# [Data entries]
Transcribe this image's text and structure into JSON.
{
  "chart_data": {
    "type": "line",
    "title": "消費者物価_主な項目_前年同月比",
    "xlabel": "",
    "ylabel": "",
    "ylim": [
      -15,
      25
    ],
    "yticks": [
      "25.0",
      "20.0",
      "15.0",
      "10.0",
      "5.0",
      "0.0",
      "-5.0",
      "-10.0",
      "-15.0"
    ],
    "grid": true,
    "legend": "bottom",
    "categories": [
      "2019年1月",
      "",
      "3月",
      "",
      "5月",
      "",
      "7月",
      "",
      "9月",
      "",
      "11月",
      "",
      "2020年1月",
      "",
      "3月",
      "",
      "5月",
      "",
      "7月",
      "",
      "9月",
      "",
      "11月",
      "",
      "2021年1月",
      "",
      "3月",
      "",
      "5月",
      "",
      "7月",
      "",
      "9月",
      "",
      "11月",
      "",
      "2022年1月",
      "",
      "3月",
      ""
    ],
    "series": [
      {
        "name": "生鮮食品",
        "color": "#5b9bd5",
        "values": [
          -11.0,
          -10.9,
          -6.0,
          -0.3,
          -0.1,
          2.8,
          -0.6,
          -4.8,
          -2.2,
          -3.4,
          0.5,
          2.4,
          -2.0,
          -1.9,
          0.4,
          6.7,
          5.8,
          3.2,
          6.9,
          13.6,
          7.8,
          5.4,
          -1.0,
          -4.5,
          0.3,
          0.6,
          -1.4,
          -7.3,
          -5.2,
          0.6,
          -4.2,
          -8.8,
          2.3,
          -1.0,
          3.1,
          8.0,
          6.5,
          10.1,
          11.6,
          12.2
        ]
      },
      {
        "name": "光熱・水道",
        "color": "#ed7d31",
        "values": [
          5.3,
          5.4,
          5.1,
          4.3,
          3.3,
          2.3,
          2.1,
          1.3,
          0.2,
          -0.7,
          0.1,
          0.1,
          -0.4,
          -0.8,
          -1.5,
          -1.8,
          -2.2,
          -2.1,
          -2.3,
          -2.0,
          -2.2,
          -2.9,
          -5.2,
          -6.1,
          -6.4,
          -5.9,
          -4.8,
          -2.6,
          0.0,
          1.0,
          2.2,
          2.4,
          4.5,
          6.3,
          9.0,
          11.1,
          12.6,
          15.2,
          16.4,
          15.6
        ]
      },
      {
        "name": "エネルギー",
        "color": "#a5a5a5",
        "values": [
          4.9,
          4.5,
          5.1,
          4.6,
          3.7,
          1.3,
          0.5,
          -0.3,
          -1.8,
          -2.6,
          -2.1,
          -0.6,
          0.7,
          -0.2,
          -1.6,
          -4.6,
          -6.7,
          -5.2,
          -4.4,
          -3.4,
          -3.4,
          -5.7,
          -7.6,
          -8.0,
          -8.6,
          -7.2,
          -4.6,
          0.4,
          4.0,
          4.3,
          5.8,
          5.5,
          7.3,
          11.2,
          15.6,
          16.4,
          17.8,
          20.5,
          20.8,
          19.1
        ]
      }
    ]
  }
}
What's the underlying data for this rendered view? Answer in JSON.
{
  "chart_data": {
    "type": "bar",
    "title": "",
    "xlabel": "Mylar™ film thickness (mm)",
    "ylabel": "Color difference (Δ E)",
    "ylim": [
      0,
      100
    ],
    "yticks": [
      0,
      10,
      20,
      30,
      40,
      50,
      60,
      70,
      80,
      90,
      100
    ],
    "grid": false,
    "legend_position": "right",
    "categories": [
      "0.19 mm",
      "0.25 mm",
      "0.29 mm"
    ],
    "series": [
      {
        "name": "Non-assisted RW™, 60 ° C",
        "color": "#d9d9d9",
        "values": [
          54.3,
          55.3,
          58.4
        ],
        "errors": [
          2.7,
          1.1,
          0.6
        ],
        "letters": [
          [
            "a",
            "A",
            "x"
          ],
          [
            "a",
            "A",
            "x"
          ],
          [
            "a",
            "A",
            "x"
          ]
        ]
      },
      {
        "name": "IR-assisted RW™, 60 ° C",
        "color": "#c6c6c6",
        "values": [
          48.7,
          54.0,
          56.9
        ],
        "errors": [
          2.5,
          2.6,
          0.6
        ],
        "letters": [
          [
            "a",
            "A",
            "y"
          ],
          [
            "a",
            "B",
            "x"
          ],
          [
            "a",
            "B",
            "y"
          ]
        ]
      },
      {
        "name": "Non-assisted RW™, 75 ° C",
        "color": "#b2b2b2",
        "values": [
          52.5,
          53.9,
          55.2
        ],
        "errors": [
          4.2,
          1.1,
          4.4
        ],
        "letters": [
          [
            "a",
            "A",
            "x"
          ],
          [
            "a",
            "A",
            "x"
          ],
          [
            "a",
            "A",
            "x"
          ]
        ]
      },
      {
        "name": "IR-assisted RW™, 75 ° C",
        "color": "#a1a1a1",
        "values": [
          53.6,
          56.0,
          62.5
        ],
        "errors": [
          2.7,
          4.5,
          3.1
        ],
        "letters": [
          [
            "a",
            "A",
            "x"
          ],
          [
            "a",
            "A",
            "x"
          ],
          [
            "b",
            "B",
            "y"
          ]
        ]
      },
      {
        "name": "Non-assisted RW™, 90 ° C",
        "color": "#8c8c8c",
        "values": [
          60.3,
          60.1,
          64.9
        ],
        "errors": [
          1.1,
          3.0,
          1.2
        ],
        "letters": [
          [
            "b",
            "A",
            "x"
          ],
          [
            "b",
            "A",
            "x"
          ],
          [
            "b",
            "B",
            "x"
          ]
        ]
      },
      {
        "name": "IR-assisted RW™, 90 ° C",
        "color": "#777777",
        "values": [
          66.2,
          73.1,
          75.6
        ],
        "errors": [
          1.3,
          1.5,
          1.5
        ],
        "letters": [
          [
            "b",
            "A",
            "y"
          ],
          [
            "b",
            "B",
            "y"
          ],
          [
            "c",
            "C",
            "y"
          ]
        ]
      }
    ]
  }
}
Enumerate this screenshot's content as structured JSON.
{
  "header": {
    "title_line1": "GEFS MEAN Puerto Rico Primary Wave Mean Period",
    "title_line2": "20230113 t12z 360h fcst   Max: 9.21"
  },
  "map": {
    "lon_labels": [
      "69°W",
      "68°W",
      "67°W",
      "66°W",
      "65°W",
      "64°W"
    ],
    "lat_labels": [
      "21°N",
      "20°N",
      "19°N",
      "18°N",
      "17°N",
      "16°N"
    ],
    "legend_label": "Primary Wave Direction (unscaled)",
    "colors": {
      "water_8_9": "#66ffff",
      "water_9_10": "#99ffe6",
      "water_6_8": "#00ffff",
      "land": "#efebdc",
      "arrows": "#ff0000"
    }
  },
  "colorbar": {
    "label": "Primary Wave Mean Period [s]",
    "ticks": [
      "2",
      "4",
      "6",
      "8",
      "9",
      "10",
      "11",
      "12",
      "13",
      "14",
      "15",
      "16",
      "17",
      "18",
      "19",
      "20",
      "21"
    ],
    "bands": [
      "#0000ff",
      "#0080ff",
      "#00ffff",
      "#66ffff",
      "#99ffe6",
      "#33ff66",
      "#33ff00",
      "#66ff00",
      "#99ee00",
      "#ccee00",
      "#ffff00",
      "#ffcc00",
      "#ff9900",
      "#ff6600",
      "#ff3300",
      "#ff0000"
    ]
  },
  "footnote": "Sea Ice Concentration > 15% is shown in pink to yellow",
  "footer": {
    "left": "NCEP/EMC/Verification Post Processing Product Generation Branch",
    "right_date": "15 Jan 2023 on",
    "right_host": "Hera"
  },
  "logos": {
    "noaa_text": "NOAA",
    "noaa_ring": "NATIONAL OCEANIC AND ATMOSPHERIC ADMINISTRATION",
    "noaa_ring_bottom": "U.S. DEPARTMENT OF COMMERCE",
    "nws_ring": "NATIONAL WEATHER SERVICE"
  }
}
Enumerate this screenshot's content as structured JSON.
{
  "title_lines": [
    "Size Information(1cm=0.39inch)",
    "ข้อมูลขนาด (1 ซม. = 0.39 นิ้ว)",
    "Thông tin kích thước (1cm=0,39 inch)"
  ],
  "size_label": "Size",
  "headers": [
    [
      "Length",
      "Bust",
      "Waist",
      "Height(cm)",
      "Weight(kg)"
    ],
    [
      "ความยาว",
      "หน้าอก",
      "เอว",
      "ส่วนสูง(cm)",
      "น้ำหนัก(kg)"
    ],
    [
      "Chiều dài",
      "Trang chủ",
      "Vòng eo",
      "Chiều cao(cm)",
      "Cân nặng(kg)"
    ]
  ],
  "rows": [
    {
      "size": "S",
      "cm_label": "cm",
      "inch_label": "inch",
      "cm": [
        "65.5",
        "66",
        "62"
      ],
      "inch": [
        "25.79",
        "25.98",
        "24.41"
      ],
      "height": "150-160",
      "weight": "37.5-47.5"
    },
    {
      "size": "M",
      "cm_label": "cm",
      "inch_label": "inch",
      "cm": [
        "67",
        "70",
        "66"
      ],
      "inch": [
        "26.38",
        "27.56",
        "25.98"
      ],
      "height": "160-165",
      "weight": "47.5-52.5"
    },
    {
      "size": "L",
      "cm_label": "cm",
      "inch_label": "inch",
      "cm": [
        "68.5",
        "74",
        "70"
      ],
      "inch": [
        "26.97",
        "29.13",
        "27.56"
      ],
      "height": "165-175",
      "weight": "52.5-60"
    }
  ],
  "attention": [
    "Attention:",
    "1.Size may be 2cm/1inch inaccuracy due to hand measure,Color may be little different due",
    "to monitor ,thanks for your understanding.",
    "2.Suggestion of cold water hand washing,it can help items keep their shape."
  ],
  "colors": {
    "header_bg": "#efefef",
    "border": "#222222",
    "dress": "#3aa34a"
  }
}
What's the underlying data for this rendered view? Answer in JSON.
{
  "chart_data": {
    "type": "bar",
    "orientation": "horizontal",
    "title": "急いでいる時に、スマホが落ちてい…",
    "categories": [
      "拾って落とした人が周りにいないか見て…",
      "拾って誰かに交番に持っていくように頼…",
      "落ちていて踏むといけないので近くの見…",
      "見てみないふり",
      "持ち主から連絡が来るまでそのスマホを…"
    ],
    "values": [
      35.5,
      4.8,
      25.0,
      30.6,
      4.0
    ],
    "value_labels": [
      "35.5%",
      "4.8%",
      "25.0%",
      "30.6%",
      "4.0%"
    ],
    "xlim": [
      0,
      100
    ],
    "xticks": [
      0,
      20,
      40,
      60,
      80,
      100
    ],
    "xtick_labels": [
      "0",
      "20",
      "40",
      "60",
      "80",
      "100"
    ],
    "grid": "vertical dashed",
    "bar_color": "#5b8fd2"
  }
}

# [Exercise objective]
Find the word "hand" in the data and copy out each line where it turns up.

# [Solution]
    "1.Size may be 2cm/1inch inaccuracy due to hand measure,Color may be little different due",
    "2.Suggestion of cold water hand washing,it can help items keep their shape."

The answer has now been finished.